▶ To do
Repeat the whole listing exactly as written.

#####

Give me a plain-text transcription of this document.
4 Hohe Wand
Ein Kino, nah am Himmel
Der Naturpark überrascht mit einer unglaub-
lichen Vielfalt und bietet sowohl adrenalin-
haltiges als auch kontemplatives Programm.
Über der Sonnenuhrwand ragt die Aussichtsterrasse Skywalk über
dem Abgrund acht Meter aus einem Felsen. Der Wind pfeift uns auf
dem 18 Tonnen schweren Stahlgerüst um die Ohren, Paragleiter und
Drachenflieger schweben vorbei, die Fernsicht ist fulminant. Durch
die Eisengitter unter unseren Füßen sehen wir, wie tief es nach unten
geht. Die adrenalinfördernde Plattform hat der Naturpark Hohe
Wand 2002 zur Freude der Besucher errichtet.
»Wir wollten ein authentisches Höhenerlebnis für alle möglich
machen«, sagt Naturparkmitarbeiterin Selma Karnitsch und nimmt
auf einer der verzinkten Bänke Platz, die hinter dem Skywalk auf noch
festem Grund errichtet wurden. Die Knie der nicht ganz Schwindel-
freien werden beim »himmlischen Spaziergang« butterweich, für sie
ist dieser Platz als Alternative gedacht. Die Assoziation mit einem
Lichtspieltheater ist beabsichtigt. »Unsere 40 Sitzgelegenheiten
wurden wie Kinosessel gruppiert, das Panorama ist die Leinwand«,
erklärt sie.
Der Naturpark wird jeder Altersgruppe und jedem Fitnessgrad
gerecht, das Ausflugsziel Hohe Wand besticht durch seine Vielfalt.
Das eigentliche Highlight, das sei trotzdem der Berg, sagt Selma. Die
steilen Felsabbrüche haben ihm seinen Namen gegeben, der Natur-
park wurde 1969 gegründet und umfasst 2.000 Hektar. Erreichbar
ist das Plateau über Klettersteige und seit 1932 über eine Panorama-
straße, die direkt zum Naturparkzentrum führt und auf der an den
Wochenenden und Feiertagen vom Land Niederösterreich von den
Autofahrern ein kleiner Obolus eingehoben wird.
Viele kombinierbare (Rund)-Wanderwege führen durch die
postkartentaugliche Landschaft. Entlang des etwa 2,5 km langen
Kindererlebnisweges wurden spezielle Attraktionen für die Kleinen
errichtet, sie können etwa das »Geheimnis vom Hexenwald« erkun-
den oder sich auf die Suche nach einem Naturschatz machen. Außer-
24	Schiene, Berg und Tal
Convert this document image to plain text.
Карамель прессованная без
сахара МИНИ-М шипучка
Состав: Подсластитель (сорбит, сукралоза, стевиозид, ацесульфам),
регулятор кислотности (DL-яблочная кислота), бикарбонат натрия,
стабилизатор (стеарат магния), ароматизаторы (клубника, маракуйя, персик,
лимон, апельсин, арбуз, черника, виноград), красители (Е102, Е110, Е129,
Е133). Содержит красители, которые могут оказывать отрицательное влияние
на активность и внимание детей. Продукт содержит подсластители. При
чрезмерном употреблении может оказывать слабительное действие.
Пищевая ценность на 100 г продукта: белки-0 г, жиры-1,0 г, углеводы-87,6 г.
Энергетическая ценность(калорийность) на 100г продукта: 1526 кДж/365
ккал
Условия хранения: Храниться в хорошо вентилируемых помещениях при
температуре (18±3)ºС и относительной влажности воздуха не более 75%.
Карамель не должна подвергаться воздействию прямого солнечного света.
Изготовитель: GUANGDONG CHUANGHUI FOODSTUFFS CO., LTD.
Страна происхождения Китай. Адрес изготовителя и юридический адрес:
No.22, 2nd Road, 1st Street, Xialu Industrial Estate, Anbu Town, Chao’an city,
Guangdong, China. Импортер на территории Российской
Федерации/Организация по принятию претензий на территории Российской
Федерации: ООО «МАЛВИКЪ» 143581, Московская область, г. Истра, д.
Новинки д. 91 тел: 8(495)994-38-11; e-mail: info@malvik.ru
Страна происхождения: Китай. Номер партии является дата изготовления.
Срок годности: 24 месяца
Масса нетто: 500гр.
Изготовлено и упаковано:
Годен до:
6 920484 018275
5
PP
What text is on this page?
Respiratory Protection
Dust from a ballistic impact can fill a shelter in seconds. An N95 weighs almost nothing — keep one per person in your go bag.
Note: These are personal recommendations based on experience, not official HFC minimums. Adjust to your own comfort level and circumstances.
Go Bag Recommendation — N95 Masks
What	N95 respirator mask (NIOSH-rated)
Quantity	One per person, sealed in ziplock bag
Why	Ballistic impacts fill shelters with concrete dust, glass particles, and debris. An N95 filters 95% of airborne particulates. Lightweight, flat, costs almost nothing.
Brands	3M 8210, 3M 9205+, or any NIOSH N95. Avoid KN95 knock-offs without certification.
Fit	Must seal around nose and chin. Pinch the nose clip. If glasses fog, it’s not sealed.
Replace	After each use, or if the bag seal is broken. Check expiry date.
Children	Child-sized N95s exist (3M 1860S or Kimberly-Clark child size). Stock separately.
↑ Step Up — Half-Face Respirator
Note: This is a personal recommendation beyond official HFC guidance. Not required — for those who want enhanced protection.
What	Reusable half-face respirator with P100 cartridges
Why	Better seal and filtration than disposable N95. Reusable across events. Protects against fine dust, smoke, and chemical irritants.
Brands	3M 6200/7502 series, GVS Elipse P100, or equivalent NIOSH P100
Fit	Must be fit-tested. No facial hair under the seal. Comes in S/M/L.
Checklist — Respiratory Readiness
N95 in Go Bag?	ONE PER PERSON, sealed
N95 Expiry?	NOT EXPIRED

#####

▶ Response to the task
Give me a plain-text transcription of this document.
4 Hohe Wand
Ein Kino, nah am Himmel
Der Naturpark überrascht mit einer unglaub-
lichen Vielfalt und bietet sowohl adrenalin-
haltiges als auch kontemplatives Programm.
Über der Sonnenuhrwand ragt die Aussichtsterrasse Skywalk über
dem Abgrund acht Meter aus einem Felsen. Der Wind pfeift uns auf
dem 18 Tonnen schweren Stahlgerüst um die Ohren, Paragleiter und
Drachenflieger schweben vorbei, die Fernsicht ist fulminant. Durch
die Eisengitter unter unseren Füßen sehen wir, wie tief es nach unten
geht. Die adrenalinfördernde Plattform hat der Naturpark Hohe
Wand 2002 zur Freude der Besucher errichtet.
»Wir wollten ein authentisches Höhenerlebnis für alle möglich
machen«, sagt Naturparkmitarbeiterin Selma Karnitsch und nimmt
auf einer der verzinkten Bänke Platz, die hinter dem Skywalk auf noch
festem Grund errichtet wurden. Die Knie der nicht ganz Schwindel-
freien werden beim »himmlischen Spaziergang« butterweich, für sie
ist dieser Platz als Alternative gedacht. Die Assoziation mit einem
Lichtspieltheater ist beabsichtigt. »Unsere 40 Sitzgelegenheiten
wurden wie Kinosessel gruppiert, das Panorama ist die Leinwand«,
erklärt sie.
Der Naturpark wird jeder Altersgruppe und jedem Fitnessgrad
gerecht, das Ausflugsziel Hohe Wand besticht durch seine Vielfalt.
Das eigentliche Highlight, das sei trotzdem der Berg, sagt Selma. Die
steilen Felsabbrüche haben ihm seinen Namen gegeben, der Natur-
park wurde 1969 gegründet und umfasst 2.000 Hektar. Erreichbar
ist das Plateau über Klettersteige und seit 1932 über eine Panorama-
straße, die direkt zum Naturparkzentrum führt und auf der an den
Wochenenden und Feiertagen vom Land Niederösterreich von den
Autofahrern ein kleiner Obolus eingehoben wird.
Viele kombinierbare (Rund)-Wanderwege führen durch die
postkartentaugliche Landschaft. Entlang des etwa 2,5 km langen
Kindererlebnisweges wurden spezielle Attraktionen für die Kleinen
errichtet, sie können etwa das »Geheimnis vom Hexenwald« erkun-
den oder sich auf die Suche nach einem Naturschatz machen. Außer-
24	Schiene, Berg und Tal
Convert this document image to plain text.
Карамель прессованная без
сахара МИНИ-М шипучка
Состав: Подсластитель (сорбит, сукралоза, стевиозид, ацесульфам),
регулятор кислотности (DL-яблочная кислота), бикарбонат натрия,
стабилизатор (стеарат магния), ароматизаторы (клубника, маракуйя, персик,
лимон, апельсин, арбуз, черника, виноград), красители (Е102, Е110, Е129,
Е133). Содержит красители, которые могут оказывать отрицательное влияние
на активность и внимание детей. Продукт содержит подсластители. При
чрезмерном употреблении может оказывать слабительное действие.
Пищевая ценность на 100 г продукта: белки-0 г, жиры-1,0 г, углеводы-87,6 г.
Энергетическая ценность(калорийность) на 100г продукта: 1526 кДж/365
ккал
Условия хранения: Храниться в хорошо вентилируемых помещениях при
температуре (18±3)ºС и относительной влажности воздуха не более 75%.
Карамель не должна подвергаться воздействию прямого солнечного света.
Изготовитель: GUANGDONG CHUANGHUI FOODSTUFFS CO., LTD.
Страна происхождения Китай. Адрес изготовителя и юридический адрес:
No.22, 2nd Road, 1st Street, Xialu Industrial Estate, Anbu Town, Chao’an city,
Guangdong, China. Импортер на территории Российской
Федерации/Организация по принятию претензий на территории Российской
Федерации: ООО «МАЛВИКЪ» 143581, Московская область, г. Истра, д.
Новинки д. 91 тел: 8(495)994-38-11; e-mail: info@malvik.ru
Страна происхождения: Китай. Номер партии является дата изготовления.
Срок годности: 24 месяца
Масса нетто: 500гр.
Изготовлено и упаковано:
Годен до:
6 920484 018275
5
PP
What text is on this page?
Respiratory Protection
Dust from a ballistic impact can fill a shelter in seconds. An N95 weighs almost nothing — keep one per person in your go bag.
Note: These are personal recommendations based on experience, not official HFC minimums. Adjust to your own comfort level and circumstances.
Go Bag Recommendation — N95 Masks
What	N95 respirator mask (NIOSH-rated)
Quantity	One per person, sealed in ziplock bag
Why	Ballistic impacts fill shelters with concrete dust, glass particles, and debris. An N95 filters 95% of airborne particulates. Lightweight, flat, costs almost nothing.
Brands	3M 8210, 3M 9205+, or any NIOSH N95. Avoid KN95 knock-offs without certification.
Fit	Must seal around nose and chin. Pinch the nose clip. If glasses fog, it’s not sealed.
Replace	After each use, or if the bag seal is broken. Check expiry date.
Children	Child-sized N95s exist (3M 1860S or Kimberly-Clark child size). Stock separately.
↑ Step Up — Half-Face Respirator
Note: This is a personal recommendation beyond official HFC guidance. Not required — for those who want enhanced protection.
What	Reusable half-face respirator with P100 cartridges
Why	Better seal and filtration than disposable N95. Reusable across events. Protects against fine dust, smoke, and chemical irritants.
Brands	3M 6200/7502 series, GVS Elipse P100, or equivalent NIOSH P100
Fit	Must be fit-tested. No facial hair under the seal. Comes in S/M/L.
Checklist — Respiratory Readiness
N95 in Go Bag?	ONE PER PERSON, sealed
N95 Expiry?	NOT EXPIRED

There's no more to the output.